Print the data exactly as it is given, please.

Start of INPUT MATERIAL

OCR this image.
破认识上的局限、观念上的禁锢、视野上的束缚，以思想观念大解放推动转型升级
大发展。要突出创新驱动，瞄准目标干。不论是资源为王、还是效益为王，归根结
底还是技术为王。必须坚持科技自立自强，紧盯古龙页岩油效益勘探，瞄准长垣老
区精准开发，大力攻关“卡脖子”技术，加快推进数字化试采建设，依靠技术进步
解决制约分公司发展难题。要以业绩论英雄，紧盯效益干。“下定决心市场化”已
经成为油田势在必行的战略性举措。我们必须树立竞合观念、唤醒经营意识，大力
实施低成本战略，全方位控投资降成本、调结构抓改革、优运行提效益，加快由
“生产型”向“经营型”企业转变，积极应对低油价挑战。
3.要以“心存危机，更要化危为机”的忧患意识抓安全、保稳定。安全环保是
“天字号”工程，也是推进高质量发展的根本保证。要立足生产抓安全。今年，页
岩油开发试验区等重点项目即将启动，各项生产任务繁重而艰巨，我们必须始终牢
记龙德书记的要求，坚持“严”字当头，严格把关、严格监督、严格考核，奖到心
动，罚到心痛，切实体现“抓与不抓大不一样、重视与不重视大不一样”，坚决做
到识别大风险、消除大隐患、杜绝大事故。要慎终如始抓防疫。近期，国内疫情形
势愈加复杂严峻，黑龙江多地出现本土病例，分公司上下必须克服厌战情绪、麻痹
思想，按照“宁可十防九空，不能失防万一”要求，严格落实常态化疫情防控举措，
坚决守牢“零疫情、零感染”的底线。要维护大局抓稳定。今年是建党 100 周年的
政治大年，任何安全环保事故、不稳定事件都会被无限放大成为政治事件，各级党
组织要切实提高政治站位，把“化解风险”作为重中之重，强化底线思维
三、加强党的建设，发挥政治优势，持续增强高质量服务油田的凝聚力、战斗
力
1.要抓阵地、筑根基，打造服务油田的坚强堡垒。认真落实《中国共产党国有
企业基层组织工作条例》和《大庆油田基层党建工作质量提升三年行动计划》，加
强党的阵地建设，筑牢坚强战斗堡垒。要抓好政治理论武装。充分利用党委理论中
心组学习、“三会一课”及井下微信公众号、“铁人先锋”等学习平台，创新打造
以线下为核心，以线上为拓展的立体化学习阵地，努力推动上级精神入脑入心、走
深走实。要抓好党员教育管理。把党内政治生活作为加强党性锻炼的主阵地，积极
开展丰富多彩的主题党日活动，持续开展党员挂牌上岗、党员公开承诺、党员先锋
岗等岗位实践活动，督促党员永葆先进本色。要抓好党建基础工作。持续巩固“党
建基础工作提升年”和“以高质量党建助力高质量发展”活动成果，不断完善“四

End of INPUT MATERIAL

**THE RESULT:**
OCR this image.
破认识上的局限、观念上的禁锢、视野上的束缚，以思想观念大解放推动转型升级
大发展。要突出创新驱动，瞄准目标干。不论是资源为王、还是效益为王，归根结
底还是技术为王。必须坚持科技自立自强，紧盯古龙页岩油效益勘探，瞄准长垣老
区精准开发，大力攻关“卡脖子”技术，加快推进数字化试采建设，依靠技术进步
解决制约分公司发展难题。要以业绩论英雄，紧盯效益干。“下定决心市场化”已
经成为油田势在必行的战略性举措。我们必须树立竞合观念、唤醒经营意识，大力
实施低成本战略，全方位控投资降成本、调结构抓改革、优运行提效益，加快由
“生产型”向“经营型”企业转变，积极应对低油价挑战。
3.要以“心存危机，更要化危为机”的忧患意识抓安全、保稳定。安全环保是
“天字号”工程，也是推进高质量发展的根本保证。要立足生产抓安全。今年，页
岩油开发试验区等重点项目即将启动，各项生产任务繁重而艰巨，我们必须始终牢
记龙德书记的要求，坚持“严”字当头，严格把关、严格监督、严格考核，奖到心
动，罚到心痛，切实体现“抓与不抓大不一样、重视与不重视大不一样”，坚决做
到识别大风险、消除大隐患、杜绝大事故。要慎终如始抓防疫。近期，国内疫情形
势愈加复杂严峻，黑龙江多地出现本土病例，分公司上下必须克服厌战情绪、麻痹
思想，按照“宁可十防九空，不能失防万一”要求，严格落实常态化疫情防控举措，
坚决守牢“零疫情、零感染”的底线。要维护大局抓稳定。今年是建党 100 周年的
政治大年，任何安全环保事故、不稳定事件都会被无限放大成为政治事件，各级党
组织要切实提高政治站位，把“化解风险”作为重中之重，强化底线思维
三、加强党的建设，发挥政治优势，持续增强高质量服务油田的凝聚力、战斗
力
1.要抓阵地、筑根基，打造服务油田的坚强堡垒。认真落实《中国共产党国有
企业基层组织工作条例》和《大庆油田基层党建工作质量提升三年行动计划》，加
强党的阵地建设，筑牢坚强战斗堡垒。要抓好政治理论武装。充分利用党委理论中
心组学习、“三会一课”及井下微信公众号、“铁人先锋”等学习平台，创新打造
以线下为核心，以线上为拓展的立体化学习阵地，努力推动上级精神入脑入心、走
深走实。要抓好党员教育管理。把党内政治生活作为加强党性锻炼的主阵地，积极
开展丰富多彩的主题党日活动，持续开展党员挂牌上岗、党员公开承诺、党员先锋
岗等岗位实践活动，督促党员永葆先进本色。要抓好党建基础工作。持续巩固“党
建基础工作提升年”和“以高质量党建助力高质量发展”活动成果，不断完善“四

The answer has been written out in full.